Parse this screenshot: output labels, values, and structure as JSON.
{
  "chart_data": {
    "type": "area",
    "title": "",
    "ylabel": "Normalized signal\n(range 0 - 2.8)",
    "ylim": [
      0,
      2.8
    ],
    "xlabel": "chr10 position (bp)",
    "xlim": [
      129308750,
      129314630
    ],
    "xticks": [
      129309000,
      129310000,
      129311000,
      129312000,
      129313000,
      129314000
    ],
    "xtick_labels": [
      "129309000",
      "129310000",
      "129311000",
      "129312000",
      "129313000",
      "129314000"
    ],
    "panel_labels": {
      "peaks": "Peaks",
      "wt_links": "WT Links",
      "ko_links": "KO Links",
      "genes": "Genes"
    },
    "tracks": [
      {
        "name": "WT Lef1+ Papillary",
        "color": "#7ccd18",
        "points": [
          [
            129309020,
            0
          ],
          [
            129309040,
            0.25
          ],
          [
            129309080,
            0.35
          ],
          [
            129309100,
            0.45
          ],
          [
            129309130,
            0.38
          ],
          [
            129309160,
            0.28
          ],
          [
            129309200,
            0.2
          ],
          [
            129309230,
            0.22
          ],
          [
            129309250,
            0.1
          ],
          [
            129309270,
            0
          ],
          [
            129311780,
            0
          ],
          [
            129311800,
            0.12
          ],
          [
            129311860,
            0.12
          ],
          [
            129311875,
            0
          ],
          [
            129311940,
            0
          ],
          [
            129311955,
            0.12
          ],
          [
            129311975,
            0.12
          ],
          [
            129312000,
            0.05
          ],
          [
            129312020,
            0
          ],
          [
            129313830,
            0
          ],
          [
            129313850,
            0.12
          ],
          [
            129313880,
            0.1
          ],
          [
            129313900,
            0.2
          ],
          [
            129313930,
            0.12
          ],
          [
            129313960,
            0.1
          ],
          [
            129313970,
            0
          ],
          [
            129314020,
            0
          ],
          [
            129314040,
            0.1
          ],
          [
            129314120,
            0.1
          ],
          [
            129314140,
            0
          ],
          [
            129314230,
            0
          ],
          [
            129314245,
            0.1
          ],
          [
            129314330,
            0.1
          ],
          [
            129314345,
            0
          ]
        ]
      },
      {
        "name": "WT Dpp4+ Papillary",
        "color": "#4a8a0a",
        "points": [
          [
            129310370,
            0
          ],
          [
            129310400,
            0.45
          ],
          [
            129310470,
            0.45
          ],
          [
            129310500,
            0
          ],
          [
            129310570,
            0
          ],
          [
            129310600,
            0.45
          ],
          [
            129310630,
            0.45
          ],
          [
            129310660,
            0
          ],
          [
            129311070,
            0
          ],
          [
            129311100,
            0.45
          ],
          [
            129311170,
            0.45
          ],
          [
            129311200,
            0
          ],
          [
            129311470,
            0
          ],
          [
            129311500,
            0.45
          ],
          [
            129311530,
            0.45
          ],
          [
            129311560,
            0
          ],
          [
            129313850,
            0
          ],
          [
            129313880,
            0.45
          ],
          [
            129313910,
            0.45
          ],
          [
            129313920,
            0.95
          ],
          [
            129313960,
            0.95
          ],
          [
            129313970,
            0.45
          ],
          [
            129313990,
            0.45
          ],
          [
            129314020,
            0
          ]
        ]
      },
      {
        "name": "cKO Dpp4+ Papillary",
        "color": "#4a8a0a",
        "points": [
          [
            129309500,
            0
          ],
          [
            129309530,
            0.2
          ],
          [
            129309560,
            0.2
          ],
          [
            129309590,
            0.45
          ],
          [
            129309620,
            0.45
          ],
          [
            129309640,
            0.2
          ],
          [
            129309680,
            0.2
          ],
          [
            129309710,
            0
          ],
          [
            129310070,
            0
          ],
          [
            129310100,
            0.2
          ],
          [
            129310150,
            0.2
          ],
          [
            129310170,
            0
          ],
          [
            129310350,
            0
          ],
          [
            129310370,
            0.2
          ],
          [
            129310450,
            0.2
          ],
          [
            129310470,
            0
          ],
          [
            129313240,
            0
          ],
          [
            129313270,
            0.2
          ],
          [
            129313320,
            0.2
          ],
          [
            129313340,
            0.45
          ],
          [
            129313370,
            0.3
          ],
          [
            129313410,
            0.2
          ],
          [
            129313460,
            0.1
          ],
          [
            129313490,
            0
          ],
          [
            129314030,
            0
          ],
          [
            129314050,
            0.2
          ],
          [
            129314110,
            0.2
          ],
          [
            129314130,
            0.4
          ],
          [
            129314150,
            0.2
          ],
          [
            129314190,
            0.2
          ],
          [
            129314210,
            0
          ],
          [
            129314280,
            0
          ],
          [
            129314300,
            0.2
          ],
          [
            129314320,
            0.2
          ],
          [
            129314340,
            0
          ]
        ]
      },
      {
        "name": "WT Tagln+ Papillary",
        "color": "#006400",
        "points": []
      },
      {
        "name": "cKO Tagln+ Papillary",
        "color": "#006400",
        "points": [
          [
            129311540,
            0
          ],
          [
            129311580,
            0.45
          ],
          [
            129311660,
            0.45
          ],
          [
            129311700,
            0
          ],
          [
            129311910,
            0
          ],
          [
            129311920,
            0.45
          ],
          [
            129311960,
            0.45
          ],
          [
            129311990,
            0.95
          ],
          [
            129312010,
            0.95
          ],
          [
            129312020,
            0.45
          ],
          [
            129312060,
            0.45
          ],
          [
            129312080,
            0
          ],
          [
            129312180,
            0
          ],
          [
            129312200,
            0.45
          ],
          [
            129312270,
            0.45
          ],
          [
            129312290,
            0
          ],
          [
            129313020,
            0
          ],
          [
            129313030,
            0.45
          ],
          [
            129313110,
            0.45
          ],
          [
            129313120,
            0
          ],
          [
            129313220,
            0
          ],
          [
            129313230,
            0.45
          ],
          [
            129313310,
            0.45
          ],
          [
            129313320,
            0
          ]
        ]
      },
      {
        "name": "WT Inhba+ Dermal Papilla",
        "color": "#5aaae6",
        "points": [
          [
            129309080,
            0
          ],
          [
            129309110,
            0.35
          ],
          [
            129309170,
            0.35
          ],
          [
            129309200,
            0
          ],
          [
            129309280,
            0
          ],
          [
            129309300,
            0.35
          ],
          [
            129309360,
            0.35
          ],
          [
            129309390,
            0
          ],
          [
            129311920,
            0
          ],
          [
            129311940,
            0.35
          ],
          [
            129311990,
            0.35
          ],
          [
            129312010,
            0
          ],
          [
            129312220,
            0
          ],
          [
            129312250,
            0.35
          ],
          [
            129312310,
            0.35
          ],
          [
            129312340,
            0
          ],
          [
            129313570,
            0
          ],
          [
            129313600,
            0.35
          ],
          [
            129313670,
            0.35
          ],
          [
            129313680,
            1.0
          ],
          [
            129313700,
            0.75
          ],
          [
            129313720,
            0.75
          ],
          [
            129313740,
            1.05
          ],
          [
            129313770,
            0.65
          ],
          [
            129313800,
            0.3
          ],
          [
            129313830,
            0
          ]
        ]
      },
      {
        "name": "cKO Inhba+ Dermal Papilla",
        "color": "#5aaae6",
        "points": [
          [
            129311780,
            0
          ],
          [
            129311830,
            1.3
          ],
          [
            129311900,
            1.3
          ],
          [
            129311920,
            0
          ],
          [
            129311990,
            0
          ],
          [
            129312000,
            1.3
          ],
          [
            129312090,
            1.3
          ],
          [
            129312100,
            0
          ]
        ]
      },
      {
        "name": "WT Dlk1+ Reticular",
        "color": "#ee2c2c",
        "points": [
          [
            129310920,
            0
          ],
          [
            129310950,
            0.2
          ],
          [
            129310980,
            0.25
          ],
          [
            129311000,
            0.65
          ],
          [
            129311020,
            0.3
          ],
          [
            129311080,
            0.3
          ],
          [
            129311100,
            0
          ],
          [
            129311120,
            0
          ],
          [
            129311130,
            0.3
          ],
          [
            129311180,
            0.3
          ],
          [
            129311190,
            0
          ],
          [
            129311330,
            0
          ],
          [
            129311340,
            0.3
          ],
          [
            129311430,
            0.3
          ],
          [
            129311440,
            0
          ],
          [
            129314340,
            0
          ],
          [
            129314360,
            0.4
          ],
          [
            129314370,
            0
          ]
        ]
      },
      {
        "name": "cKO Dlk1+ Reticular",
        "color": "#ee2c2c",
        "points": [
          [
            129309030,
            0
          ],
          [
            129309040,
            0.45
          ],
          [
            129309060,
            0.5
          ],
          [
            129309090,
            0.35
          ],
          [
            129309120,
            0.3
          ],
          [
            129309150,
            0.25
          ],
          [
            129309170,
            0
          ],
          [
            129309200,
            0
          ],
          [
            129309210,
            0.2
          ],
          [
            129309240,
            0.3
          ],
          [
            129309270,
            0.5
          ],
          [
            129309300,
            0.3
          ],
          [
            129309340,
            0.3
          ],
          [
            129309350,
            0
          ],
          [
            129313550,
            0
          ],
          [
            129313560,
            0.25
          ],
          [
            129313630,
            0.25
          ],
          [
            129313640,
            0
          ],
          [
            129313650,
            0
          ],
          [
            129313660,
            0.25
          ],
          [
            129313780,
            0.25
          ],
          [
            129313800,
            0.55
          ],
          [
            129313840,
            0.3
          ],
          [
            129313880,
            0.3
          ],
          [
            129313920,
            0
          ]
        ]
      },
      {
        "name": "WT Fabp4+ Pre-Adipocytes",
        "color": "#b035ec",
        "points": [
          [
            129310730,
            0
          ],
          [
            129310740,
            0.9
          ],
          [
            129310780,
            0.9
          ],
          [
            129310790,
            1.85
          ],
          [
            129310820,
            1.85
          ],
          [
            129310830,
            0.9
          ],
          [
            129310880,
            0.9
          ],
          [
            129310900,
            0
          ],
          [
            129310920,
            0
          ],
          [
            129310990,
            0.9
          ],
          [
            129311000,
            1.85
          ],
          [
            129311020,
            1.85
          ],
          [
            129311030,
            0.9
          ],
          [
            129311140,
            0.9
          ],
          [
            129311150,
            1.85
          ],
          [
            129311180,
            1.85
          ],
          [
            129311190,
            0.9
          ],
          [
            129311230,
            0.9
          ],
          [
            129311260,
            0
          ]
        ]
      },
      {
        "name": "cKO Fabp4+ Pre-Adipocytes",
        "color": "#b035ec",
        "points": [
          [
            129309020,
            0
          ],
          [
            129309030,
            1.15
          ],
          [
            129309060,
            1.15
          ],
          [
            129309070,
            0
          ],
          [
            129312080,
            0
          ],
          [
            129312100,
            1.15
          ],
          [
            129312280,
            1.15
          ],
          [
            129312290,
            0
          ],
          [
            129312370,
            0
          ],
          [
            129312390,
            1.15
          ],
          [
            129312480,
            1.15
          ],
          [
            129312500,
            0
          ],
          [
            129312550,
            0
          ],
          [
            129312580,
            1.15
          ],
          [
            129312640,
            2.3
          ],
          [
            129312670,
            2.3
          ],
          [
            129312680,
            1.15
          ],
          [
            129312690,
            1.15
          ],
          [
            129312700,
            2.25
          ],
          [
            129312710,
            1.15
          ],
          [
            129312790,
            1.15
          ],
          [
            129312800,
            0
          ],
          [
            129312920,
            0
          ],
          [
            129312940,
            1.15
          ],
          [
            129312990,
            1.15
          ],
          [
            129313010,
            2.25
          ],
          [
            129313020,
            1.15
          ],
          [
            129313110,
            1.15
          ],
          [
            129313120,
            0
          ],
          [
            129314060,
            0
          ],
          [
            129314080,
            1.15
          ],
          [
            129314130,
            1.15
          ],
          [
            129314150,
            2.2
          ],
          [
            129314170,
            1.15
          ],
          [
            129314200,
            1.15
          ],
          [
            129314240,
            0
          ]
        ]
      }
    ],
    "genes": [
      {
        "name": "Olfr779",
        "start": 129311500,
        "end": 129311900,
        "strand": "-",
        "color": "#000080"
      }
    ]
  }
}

# # # #

**Assignment:**
For this task, copy every line of the material in which "Adipocytes" appears.

**Answer to this exercise:**
        "name": "WT Fabp4+ Pre-Adipocytes",
        "name": "cKO Fabp4+ Pre-Adipocytes",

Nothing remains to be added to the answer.